(Rows from a dataset)
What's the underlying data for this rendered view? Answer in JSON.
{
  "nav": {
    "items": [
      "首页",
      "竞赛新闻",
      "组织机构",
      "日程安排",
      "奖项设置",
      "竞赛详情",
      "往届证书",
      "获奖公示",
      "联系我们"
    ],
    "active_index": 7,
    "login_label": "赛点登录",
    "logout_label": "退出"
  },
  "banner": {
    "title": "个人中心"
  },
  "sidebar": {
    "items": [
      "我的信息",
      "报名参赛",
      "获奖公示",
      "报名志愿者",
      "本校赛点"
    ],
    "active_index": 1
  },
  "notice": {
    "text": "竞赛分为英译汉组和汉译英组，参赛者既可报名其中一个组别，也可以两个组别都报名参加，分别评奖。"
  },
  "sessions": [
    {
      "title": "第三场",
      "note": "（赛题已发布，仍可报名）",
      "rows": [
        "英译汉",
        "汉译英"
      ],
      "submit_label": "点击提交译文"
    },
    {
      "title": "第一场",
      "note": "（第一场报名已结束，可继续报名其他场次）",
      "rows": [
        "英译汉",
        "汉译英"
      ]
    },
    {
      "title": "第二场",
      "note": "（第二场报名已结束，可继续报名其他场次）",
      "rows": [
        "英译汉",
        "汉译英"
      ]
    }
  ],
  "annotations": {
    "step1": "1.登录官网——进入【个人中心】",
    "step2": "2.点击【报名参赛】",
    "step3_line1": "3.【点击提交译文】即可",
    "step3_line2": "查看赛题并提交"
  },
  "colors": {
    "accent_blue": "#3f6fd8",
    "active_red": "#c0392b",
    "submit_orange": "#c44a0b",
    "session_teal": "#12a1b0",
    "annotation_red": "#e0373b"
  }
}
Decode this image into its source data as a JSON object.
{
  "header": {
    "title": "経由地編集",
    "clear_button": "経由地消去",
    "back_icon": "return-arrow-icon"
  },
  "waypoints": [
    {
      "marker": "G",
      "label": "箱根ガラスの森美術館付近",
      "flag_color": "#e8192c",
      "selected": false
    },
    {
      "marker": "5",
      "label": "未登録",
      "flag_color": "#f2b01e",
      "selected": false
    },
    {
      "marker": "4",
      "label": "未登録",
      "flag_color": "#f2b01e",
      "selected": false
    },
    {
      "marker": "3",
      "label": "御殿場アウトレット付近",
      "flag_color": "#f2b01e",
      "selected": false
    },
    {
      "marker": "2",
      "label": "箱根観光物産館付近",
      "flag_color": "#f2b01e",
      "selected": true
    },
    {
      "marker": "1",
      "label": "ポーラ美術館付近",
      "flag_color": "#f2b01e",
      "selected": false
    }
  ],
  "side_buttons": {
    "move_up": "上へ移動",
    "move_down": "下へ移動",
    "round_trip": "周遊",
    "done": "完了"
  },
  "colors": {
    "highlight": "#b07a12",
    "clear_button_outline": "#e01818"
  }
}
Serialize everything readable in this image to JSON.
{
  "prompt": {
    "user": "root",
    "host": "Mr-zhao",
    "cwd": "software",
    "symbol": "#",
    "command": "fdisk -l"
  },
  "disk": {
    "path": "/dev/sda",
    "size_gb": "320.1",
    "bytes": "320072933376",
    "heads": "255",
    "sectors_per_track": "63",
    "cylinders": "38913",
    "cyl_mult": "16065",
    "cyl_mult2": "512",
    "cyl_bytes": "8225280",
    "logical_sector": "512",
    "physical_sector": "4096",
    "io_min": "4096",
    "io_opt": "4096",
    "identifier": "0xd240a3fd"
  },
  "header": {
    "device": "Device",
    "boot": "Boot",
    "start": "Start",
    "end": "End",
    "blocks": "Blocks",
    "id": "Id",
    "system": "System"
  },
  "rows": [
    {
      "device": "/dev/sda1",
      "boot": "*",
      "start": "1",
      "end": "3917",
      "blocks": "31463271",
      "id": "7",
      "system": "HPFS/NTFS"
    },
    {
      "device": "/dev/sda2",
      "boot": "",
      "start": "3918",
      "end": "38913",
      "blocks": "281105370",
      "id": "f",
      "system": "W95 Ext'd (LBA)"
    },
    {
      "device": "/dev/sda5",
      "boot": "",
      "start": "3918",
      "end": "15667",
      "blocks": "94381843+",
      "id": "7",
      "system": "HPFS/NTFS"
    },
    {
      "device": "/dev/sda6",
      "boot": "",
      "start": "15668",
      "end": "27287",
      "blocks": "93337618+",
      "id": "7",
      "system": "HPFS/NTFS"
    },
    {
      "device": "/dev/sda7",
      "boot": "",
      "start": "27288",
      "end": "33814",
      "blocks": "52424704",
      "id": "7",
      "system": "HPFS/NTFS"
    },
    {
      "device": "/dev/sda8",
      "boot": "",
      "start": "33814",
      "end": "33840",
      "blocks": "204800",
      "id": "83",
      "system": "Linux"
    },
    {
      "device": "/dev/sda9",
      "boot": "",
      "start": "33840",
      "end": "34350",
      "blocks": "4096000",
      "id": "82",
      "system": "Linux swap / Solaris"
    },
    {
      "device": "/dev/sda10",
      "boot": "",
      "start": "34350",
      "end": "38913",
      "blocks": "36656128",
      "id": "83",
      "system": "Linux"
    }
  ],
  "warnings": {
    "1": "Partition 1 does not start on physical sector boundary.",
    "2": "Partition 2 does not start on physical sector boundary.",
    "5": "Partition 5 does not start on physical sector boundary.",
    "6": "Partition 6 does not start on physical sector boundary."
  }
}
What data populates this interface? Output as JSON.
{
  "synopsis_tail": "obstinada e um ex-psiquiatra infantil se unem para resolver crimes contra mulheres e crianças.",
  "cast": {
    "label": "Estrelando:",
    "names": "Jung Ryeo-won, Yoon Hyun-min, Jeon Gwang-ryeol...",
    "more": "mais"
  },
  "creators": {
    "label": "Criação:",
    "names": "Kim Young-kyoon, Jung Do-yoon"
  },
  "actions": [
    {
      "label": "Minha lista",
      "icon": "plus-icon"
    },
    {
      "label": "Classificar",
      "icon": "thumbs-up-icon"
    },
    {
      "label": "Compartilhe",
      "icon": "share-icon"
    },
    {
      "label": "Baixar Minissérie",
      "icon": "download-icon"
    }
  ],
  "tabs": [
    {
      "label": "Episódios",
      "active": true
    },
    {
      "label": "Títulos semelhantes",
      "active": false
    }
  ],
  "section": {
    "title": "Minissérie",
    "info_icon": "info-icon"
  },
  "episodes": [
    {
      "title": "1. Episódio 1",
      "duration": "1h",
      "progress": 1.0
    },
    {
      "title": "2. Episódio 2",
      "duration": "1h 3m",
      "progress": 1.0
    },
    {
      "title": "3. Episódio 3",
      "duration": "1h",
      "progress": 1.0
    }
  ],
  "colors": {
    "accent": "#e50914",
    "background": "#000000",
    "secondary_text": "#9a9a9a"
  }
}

PROBLEM:
Scan the listing above and copy all lines containing the word "title".

WORKED ANSWER:
    "title": "个人中心"
      "title": "第三场",
      "title": "第一场",
      "title": "第二场",
    "title": "経由地編集",
    "title": "Minissérie",
      "title": "1. Episódio 1",
      "title": "2. Episódio 2",
      "title": "3. Episódio 3",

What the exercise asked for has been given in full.